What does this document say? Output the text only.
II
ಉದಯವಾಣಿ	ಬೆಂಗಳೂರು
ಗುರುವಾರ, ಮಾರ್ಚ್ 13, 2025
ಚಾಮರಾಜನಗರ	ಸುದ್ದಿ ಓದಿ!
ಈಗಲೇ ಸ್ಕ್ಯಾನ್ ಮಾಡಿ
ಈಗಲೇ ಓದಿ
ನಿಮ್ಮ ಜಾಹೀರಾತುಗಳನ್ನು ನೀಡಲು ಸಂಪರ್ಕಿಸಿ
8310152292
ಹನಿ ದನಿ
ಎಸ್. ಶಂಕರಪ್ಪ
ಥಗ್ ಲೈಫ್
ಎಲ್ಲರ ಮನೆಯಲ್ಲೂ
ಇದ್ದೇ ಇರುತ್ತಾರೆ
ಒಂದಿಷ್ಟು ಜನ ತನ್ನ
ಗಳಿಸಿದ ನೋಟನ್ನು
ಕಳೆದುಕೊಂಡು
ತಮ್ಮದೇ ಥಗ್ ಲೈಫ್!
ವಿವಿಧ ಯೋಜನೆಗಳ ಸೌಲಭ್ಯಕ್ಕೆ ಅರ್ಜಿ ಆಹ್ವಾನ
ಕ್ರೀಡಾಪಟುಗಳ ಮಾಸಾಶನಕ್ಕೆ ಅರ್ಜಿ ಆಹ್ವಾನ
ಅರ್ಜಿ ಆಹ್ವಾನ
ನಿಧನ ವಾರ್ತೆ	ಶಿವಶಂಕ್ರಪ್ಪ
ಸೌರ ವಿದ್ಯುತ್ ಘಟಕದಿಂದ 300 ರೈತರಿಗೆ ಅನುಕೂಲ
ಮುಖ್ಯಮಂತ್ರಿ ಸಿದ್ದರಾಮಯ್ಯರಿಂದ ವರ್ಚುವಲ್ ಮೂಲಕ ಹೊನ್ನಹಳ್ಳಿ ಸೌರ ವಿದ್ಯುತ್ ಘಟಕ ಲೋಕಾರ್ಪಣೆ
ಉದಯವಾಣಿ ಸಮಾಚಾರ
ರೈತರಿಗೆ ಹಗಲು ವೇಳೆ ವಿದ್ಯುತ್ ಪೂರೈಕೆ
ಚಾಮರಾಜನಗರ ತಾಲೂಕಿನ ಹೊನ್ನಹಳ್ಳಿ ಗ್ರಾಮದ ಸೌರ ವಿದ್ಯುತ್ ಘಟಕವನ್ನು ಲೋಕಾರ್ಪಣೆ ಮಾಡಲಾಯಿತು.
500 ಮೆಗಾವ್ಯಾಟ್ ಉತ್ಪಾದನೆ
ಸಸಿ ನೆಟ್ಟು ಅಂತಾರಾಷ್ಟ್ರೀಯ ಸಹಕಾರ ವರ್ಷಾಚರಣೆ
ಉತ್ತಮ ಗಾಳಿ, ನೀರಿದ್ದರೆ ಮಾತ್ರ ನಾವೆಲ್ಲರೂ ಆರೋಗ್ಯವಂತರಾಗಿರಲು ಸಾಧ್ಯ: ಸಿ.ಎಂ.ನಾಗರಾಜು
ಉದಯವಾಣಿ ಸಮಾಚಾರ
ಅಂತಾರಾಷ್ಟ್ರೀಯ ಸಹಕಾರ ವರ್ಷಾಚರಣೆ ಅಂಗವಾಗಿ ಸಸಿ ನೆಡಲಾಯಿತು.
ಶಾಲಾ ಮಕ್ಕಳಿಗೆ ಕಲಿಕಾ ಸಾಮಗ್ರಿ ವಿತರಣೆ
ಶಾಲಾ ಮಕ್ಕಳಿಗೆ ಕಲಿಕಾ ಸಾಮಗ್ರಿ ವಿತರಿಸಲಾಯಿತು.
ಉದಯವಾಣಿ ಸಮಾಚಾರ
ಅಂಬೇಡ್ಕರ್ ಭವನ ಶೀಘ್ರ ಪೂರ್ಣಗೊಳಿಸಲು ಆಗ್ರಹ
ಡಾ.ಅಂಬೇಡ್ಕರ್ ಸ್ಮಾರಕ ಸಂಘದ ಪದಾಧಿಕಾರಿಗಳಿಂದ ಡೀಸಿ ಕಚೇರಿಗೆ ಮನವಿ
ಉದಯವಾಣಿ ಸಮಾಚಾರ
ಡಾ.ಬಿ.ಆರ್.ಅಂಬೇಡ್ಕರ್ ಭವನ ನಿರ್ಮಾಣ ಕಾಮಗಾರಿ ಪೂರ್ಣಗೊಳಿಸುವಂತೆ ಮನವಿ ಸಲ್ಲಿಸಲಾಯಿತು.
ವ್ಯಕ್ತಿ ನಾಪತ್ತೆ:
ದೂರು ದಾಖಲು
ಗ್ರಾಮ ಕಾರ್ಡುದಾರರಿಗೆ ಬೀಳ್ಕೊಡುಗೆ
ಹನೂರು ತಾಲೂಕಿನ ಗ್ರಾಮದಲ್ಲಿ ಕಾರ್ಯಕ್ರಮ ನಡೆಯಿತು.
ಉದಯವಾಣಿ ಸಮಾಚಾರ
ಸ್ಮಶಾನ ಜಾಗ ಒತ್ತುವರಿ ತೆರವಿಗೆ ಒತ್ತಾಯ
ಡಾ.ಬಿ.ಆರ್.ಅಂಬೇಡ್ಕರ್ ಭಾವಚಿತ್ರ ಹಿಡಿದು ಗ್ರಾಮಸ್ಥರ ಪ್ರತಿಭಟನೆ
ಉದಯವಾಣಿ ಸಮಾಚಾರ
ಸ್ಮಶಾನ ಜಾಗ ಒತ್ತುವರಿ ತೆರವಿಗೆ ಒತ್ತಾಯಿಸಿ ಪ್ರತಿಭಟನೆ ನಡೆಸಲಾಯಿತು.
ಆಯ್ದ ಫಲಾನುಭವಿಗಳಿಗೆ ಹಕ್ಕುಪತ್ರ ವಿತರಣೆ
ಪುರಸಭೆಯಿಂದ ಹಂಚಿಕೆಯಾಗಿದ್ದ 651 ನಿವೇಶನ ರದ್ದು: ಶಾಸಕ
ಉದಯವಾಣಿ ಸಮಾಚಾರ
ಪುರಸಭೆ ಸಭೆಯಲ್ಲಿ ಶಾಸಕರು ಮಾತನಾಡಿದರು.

######

Goal ->
Collect each line of the entries that has the word "ಜನಗರ", copying it in full.

The answer ->
ಚಾಮರಾಜನಗರ	ಸುದ್ದಿ ಓದಿ!
ಚಾಮರಾಜನಗರ ತಾಲೂಕಿನ ಹೊನ್ನಹಳ್ಳಿ ಗ್ರಾಮದ ಸೌರ ವಿದ್ಯುತ್ ಘಟಕವನ್ನು ಲೋಕಾರ್ಪಣೆ ಮಾಡಲಾಯಿತು.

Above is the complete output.